━━━ Working data
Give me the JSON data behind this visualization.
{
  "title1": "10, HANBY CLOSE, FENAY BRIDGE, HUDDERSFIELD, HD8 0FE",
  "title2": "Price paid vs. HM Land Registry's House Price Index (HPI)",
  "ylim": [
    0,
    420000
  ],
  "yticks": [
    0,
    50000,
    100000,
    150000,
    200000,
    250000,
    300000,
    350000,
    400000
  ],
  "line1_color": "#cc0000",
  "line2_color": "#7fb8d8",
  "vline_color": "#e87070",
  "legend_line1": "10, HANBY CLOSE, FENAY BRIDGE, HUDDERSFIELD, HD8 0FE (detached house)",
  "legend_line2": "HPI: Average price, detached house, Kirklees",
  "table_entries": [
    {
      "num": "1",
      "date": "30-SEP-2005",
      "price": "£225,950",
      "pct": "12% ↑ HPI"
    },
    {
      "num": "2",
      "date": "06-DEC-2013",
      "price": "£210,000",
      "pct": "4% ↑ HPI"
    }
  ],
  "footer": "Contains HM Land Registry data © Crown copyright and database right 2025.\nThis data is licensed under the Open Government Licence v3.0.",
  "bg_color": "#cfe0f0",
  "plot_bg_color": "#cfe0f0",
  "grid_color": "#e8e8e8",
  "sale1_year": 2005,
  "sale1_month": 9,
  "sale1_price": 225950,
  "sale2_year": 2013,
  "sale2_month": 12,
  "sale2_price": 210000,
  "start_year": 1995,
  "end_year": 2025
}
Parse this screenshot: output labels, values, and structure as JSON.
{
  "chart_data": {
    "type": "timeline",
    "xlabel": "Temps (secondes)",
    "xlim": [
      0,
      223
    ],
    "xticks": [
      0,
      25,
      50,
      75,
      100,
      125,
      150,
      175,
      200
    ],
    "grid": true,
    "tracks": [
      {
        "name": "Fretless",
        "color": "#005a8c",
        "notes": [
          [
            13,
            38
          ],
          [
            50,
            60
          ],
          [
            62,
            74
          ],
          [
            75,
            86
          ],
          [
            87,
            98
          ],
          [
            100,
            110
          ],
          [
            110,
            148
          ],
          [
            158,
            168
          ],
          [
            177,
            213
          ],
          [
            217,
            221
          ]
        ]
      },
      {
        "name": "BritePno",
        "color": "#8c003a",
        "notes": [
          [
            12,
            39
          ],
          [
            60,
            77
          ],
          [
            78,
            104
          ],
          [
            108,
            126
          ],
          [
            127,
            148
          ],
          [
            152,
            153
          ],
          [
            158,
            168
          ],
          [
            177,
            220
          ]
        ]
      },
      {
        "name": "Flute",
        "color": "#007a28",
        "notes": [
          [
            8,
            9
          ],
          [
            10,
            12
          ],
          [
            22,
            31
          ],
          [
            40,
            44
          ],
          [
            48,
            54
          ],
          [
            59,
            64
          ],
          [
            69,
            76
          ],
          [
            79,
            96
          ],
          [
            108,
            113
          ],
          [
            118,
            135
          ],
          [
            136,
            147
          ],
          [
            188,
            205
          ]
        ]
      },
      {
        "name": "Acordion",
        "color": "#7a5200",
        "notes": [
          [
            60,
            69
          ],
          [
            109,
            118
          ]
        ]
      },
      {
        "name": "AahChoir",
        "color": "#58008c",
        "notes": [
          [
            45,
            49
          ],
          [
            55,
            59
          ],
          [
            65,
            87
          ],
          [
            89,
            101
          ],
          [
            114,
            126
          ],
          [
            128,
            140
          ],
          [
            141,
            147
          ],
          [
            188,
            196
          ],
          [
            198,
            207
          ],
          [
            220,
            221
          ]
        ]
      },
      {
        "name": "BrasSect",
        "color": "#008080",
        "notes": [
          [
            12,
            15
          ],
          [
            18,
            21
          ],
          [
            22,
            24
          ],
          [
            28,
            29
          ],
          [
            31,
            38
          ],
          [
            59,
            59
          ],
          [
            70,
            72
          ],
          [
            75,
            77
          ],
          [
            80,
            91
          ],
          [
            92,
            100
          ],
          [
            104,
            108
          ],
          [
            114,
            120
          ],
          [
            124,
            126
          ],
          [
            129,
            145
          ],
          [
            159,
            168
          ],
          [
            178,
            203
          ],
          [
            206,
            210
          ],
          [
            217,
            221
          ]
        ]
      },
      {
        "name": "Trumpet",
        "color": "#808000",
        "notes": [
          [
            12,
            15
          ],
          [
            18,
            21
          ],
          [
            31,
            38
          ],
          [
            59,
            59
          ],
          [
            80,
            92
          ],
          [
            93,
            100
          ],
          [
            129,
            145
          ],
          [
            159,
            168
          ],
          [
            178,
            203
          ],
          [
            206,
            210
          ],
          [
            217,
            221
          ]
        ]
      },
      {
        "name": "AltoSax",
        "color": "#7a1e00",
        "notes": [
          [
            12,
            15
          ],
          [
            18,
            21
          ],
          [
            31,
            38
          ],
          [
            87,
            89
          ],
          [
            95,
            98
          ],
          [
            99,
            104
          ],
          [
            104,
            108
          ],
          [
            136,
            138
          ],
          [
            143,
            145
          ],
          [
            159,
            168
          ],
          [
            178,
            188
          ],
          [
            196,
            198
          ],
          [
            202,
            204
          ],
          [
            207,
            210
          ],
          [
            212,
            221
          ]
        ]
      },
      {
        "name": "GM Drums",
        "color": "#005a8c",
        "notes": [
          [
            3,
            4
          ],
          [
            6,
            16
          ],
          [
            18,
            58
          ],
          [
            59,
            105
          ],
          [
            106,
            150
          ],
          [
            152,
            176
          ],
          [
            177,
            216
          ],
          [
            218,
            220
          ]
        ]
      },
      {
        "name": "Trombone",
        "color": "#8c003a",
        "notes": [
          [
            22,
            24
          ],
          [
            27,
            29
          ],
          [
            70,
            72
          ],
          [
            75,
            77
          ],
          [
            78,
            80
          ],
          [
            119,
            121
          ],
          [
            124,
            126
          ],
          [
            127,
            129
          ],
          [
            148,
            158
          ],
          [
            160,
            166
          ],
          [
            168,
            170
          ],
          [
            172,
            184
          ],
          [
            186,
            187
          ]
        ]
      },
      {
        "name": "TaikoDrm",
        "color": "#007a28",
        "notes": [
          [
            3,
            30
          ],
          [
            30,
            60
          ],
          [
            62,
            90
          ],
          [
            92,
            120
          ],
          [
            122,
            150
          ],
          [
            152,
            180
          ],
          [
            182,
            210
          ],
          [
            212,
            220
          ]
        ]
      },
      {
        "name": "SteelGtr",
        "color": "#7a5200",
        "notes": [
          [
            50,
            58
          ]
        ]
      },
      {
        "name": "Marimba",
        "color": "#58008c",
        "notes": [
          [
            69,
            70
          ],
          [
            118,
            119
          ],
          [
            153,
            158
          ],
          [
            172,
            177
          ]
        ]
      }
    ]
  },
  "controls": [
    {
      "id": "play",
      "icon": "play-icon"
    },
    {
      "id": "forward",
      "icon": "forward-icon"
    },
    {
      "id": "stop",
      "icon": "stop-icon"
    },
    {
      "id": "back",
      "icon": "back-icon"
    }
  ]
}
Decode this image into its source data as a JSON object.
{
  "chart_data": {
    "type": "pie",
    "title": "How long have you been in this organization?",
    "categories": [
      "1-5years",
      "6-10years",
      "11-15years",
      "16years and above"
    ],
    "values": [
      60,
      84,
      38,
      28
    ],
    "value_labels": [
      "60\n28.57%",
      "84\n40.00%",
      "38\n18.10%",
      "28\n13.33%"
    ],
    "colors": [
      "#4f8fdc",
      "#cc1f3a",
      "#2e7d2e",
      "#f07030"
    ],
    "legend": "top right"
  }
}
━━━━━━
Exercise>
For the data above, state only how many lines include the word "right".

Reply to the task>
2